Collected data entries
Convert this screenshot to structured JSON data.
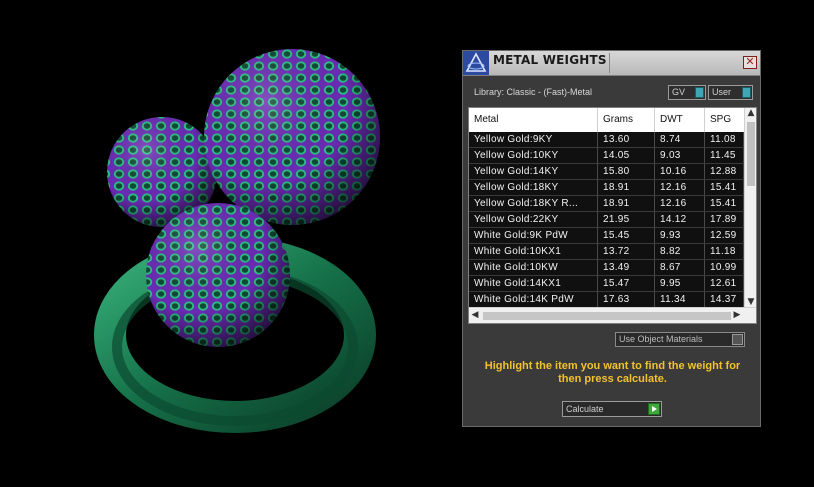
{
  "colors": {
    "background": "#000000",
    "metal_green": "#1f8a5c",
    "sphere_purple": "#7a35c6",
    "hint_yellow": "#f2c22d",
    "toggle_accent": "#3fa6b4",
    "calculate_green": "#3fa83a"
  },
  "panel": {
    "title": "METAL WEIGHTS",
    "close_icon": "✕",
    "library_label": "Library: Classic - (Fast)-Metal",
    "toggles": {
      "gv": "GV",
      "user": "User"
    },
    "table": {
      "columns": [
        "Metal",
        "Grams",
        "DWT",
        "SPG"
      ],
      "rows": [
        [
          "Yellow Gold:9KY",
          "13.60",
          "8.74",
          "11.08"
        ],
        [
          "Yellow Gold:10KY",
          "14.05",
          "9.03",
          "11.45"
        ],
        [
          "Yellow Gold:14KY",
          "15.80",
          "10.16",
          "12.88"
        ],
        [
          "Yellow Gold:18KY",
          "18.91",
          "12.16",
          "15.41"
        ],
        [
          "Yellow Gold:18KY R...",
          "18.91",
          "12.16",
          "15.41"
        ],
        [
          "Yellow Gold:22KY",
          "21.95",
          "14.12",
          "17.89"
        ],
        [
          "White Gold:9K PdW",
          "15.45",
          "9.93",
          "12.59"
        ],
        [
          "White Gold:10KX1",
          "13.72",
          "8.82",
          "11.18"
        ],
        [
          "White Gold:10KW",
          "13.49",
          "8.67",
          "10.99"
        ],
        [
          "White Gold:14KX1",
          "15.47",
          "9.95",
          "12.61"
        ],
        [
          "White Gold:14K PdW",
          "17.63",
          "11.34",
          "14.37"
        ]
      ]
    },
    "use_object_materials": "Use Object Materials",
    "hint": "Highlight the item you want to find the weight for then press calculate.",
    "calculate_button": "Calculate"
  }
}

**Task to complete:**
Without the pictures, output the full listing exactly as it stands.

**Result:**
Convert this screenshot to structured JSON data.
{
  "colors": {
    "background": "#000000",
    "metal_green": "#1f8a5c",
    "sphere_purple": "#7a35c6",
    "hint_yellow": "#f2c22d",
    "toggle_accent": "#3fa6b4",
    "calculate_green": "#3fa83a"
  },
  "panel": {
    "title": "METAL WEIGHTS",
    "close_icon": "✕",
    "library_label": "Library: Classic - (Fast)-Metal",
    "toggles": {
      "gv": "GV",
      "user": "User"
    },
    "table": {
      "columns": [
        "Metal",
        "Grams",
        "DWT",
        "SPG"
      ],
      "rows": [
        [
          "Yellow Gold:9KY",
          "13.60",
          "8.74",
          "11.08"
        ],
        [
          "Yellow Gold:10KY",
          "14.05",
          "9.03",
          "11.45"
        ],
        [
          "Yellow Gold:14KY",
          "15.80",
          "10.16",
          "12.88"
        ],
        [
          "Yellow Gold:18KY",
          "18.91",
          "12.16",
          "15.41"
        ],
        [
          "Yellow Gold:18KY R...",
          "18.91",
          "12.16",
          "15.41"
        ],
        [
          "Yellow Gold:22KY",
          "21.95",
          "14.12",
          "17.89"
        ],
        [
          "White Gold:9K PdW",
          "15.45",
          "9.93",
          "12.59"
        ],
        [
          "White Gold:10KX1",
          "13.72",
          "8.82",
          "11.18"
        ],
        [
          "White Gold:10KW",
          "13.49",
          "8.67",
          "10.99"
        ],
        [
          "White Gold:14KX1",
          "15.47",
          "9.95",
          "12.61"
        ],
        [
          "White Gold:14K PdW",
          "17.63",
          "11.34",
          "14.37"
        ]
      ]
    },
    "use_object_materials": "Use Object Materials",
    "hint": "Highlight the item you want to find the weight for then press calculate.",
    "calculate_button": "Calculate"
  }
}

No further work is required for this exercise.